### TO DO
Reproduce the records below exactly as given.
-- BEGIN --
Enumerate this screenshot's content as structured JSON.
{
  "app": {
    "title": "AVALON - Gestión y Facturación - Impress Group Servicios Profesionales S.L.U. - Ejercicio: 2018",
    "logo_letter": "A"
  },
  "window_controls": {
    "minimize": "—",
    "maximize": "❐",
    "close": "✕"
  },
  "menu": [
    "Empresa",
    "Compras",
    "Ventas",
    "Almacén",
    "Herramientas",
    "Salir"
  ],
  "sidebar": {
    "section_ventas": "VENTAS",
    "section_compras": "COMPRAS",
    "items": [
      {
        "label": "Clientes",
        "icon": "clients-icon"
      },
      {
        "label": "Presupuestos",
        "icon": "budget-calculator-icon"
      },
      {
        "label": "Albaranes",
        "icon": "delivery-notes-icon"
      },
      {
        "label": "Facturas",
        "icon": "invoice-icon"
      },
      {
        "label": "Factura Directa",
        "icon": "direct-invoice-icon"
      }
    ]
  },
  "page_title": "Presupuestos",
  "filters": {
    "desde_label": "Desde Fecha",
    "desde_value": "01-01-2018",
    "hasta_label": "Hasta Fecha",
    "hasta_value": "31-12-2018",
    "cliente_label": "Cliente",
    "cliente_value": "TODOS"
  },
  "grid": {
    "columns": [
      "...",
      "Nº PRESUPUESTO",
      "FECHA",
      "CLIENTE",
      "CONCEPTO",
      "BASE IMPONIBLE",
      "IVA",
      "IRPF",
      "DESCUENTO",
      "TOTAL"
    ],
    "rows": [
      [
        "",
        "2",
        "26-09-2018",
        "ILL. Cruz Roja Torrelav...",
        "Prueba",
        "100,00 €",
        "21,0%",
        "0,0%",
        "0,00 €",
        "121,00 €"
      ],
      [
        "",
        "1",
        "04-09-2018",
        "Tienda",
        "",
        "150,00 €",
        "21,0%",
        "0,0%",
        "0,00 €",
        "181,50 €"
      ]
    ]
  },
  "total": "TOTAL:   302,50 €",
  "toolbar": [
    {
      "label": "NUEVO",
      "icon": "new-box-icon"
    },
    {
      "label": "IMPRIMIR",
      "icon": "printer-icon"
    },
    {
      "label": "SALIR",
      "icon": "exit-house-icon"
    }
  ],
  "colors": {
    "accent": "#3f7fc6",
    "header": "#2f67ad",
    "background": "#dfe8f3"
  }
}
-- END --
### TASK SOLUTION
Enumerate this screenshot's content as structured JSON.
{
  "app": {
    "title": "AVALON - Gestión y Facturación - Impress Group Servicios Profesionales S.L.U. - Ejercicio: 2018",
    "logo_letter": "A"
  },
  "window_controls": {
    "minimize": "—",
    "maximize": "❐",
    "close": "✕"
  },
  "menu": [
    "Empresa",
    "Compras",
    "Ventas",
    "Almacén",
    "Herramientas",
    "Salir"
  ],
  "sidebar": {
    "section_ventas": "VENTAS",
    "section_compras": "COMPRAS",
    "items": [
      {
        "label": "Clientes",
        "icon": "clients-icon"
      },
      {
        "label": "Presupuestos",
        "icon": "budget-calculator-icon"
      },
      {
        "label": "Albaranes",
        "icon": "delivery-notes-icon"
      },
      {
        "label": "Facturas",
        "icon": "invoice-icon"
      },
      {
        "label": "Factura Directa",
        "icon": "direct-invoice-icon"
      }
    ]
  },
  "page_title": "Presupuestos",
  "filters": {
    "desde_label": "Desde Fecha",
    "desde_value": "01-01-2018",
    "hasta_label": "Hasta Fecha",
    "hasta_value": "31-12-2018",
    "cliente_label": "Cliente",
    "cliente_value": "TODOS"
  },
  "grid": {
    "columns": [
      "...",
      "Nº PRESUPUESTO",
      "FECHA",
      "CLIENTE",
      "CONCEPTO",
      "BASE IMPONIBLE",
      "IVA",
      "IRPF",
      "DESCUENTO",
      "TOTAL"
    ],
    "rows": [
      [
        "",
        "2",
        "26-09-2018",
        "ILL. Cruz Roja Torrelav...",
        "Prueba",
        "100,00 €",
        "21,0%",
        "0,0%",
        "0,00 €",
        "121,00 €"
      ],
      [
        "",
        "1",
        "04-09-2018",
        "Tienda",
        "",
        "150,00 €",
        "21,0%",
        "0,0%",
        "0,00 €",
        "181,50 €"
      ]
    ]
  },
  "total": "TOTAL:   302,50 €",
  "toolbar": [
    {
      "label": "NUEVO",
      "icon": "new-box-icon"
    },
    {
      "label": "IMPRIMIR",
      "icon": "printer-icon"
    },
    {
      "label": "SALIR",
      "icon": "exit-house-icon"
    }
  ],
  "colors": {
    "accent": "#3f7fc6",
    "header": "#2f67ad",
    "background": "#dfe8f3"
  }
}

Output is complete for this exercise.